● **PROBLEM TO WORK ON**
Transcribe the whole listing below without changing a word, but leave out every image.

● **AVAILABLE RECORDS**
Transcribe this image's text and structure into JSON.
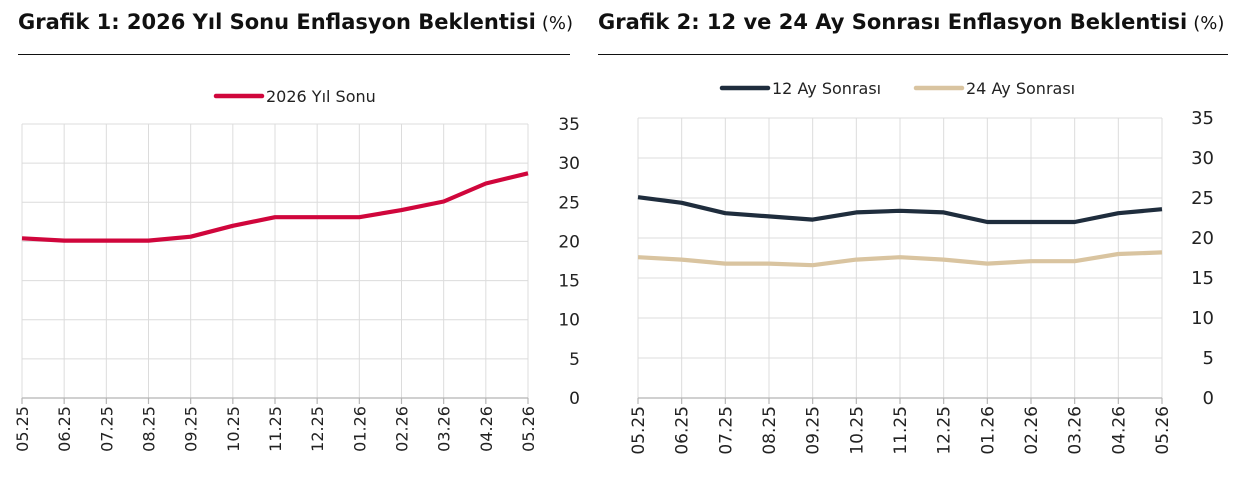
{
  "chart_data": [
    {
      "type": "line",
      "title": "Grafik 1: 2026 Yıl Sonu Enflasyon Beklentisi",
      "unit": "(%)",
      "categories": [
        "05.25",
        "06.25",
        "07.25",
        "08.25",
        "09.25",
        "10.25",
        "11.25",
        "12.25",
        "01.26",
        "02.26",
        "03.26",
        "04.26",
        "05.26"
      ],
      "series": [
        {
          "name": "2026 Yıl Sonu",
          "color": "#d0063c",
          "values": [
            20.4,
            20.1,
            20.1,
            20.1,
            20.6,
            22.0,
            23.1,
            23.1,
            23.1,
            24.0,
            25.1,
            27.4,
            28.7
          ]
        }
      ],
      "ylim": [
        0,
        35
      ],
      "yticks": [
        0,
        5,
        10,
        15,
        20,
        25,
        30,
        35
      ],
      "y_axis_side": "right",
      "grid": true,
      "legend": "top"
    },
    {
      "type": "line",
      "title": "Grafik 2: 12 ve 24 Ay Sonrası Enflasyon Beklentisi",
      "unit": "(%)",
      "categories": [
        "05.25",
        "06.25",
        "07.25",
        "08.25",
        "09.25",
        "10.25",
        "11.25",
        "12.25",
        "01.26",
        "02.26",
        "03.26",
        "04.26",
        "05.26"
      ],
      "series": [
        {
          "name": "12 Ay Sonrası",
          "color": "#1f2d3d",
          "values": [
            25.1,
            24.4,
            23.1,
            22.7,
            22.3,
            23.2,
            23.4,
            23.2,
            22.0,
            22.0,
            22.0,
            23.1,
            23.6
          ]
        },
        {
          "name": "24 Ay Sonrası",
          "color": "#d9c4a0",
          "values": [
            17.6,
            17.3,
            16.8,
            16.8,
            16.6,
            17.3,
            17.6,
            17.3,
            16.8,
            17.1,
            17.1,
            18.0,
            18.2
          ]
        }
      ],
      "ylim": [
        0,
        35
      ],
      "yticks": [
        0,
        5,
        10,
        15,
        20,
        25,
        30,
        35
      ],
      "y_axis_side": "right",
      "grid": true,
      "legend": "top"
    }
  ]
}
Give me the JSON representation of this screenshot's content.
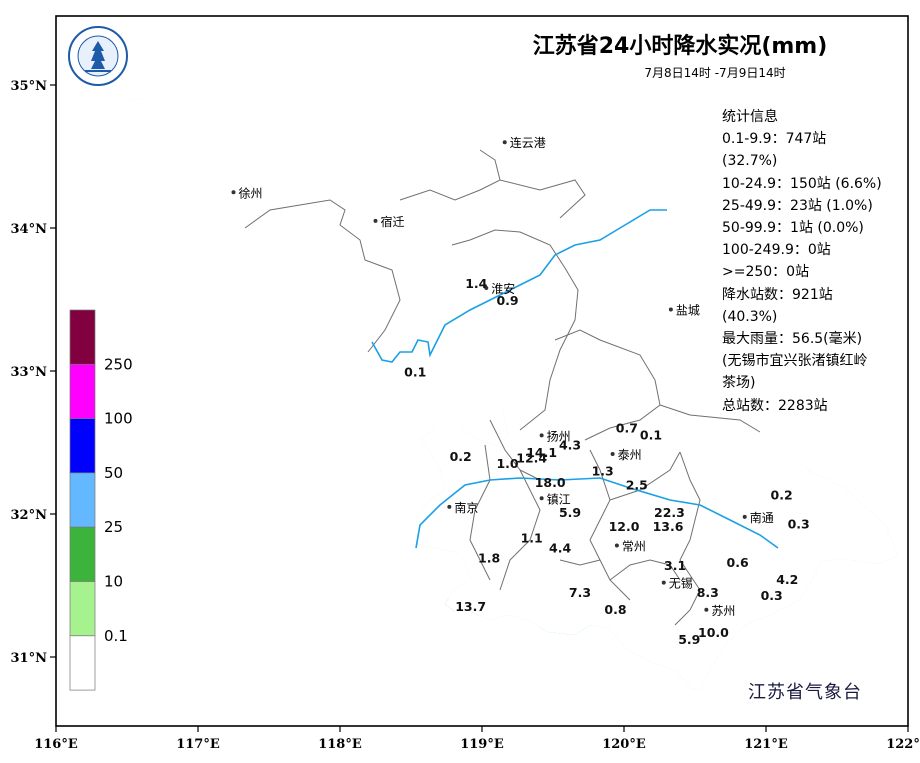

● **SOLUTION TO THIS EXERCISE**
Transcribe this image's text and structure into JSON.
{
  "chart_data": [
    {
      "type": "line",
      "title": "Grafik 1: 2026 Yıl Sonu Enflasyon Beklentisi",
      "unit": "(%)",
      "categories": [
        "05.25",
        "06.25",
        "07.25",
        "08.25",
        "09.25",
        "10.25",
        "11.25",
        "12.25",
        "01.26",
        "02.26",
        "03.26",
        "04.26",
        "05.26"
      ],
      "series": [
        {
          "name": "2026 Yıl Sonu",
          "color": "#d0063c",
          "values": [
            20.4,
            20.1,
            20.1,
            20.1,
            20.6,
            22.0,
            23.1,
            23.1,
            23.1,
            24.0,
            25.1,
            27.4,
            28.7
          ]
        }
      ],
      "ylim": [
        0,
        35
      ],
      "yticks": [
        0,
        5,
        10,
        15,
        20,
        25,
        30,
        35
      ],
      "y_axis_side": "right",
      "grid": true,
      "legend": "top"
    },
    {
      "type": "line",
      "title": "Grafik 2: 12 ve 24 Ay Sonrası Enflasyon Beklentisi",
      "unit": "(%)",
      "categories": [
        "05.25",
        "06.25",
        "07.25",
        "08.25",
        "09.25",
        "10.25",
        "11.25",
        "12.25",
        "01.26",
        "02.26",
        "03.26",
        "04.26",
        "05.26"
      ],
      "series": [
        {
          "name": "12 Ay Sonrası",
          "color": "#1f2d3d",
          "values": [
            25.1,
            24.4,
            23.1,
            22.7,
            22.3,
            23.2,
            23.4,
            23.2,
            22.0,
            22.0,
            22.0,
            23.1,
            23.6
          ]
        },
        {
          "name": "24 Ay Sonrası",
          "color": "#d9c4a0",
          "values": [
            17.6,
            17.3,
            16.8,
            16.8,
            16.6,
            17.3,
            17.6,
            17.3,
            16.8,
            17.1,
            17.1,
            18.0,
            18.2
          ]
        }
      ],
      "ylim": [
        0,
        35
      ],
      "yticks": [
        0,
        5,
        10,
        15,
        20,
        25,
        30,
        35
      ],
      "y_axis_side": "right",
      "grid": true,
      "legend": "top"
    }
  ]
}
Give me the JSON representation of this screenshot's content.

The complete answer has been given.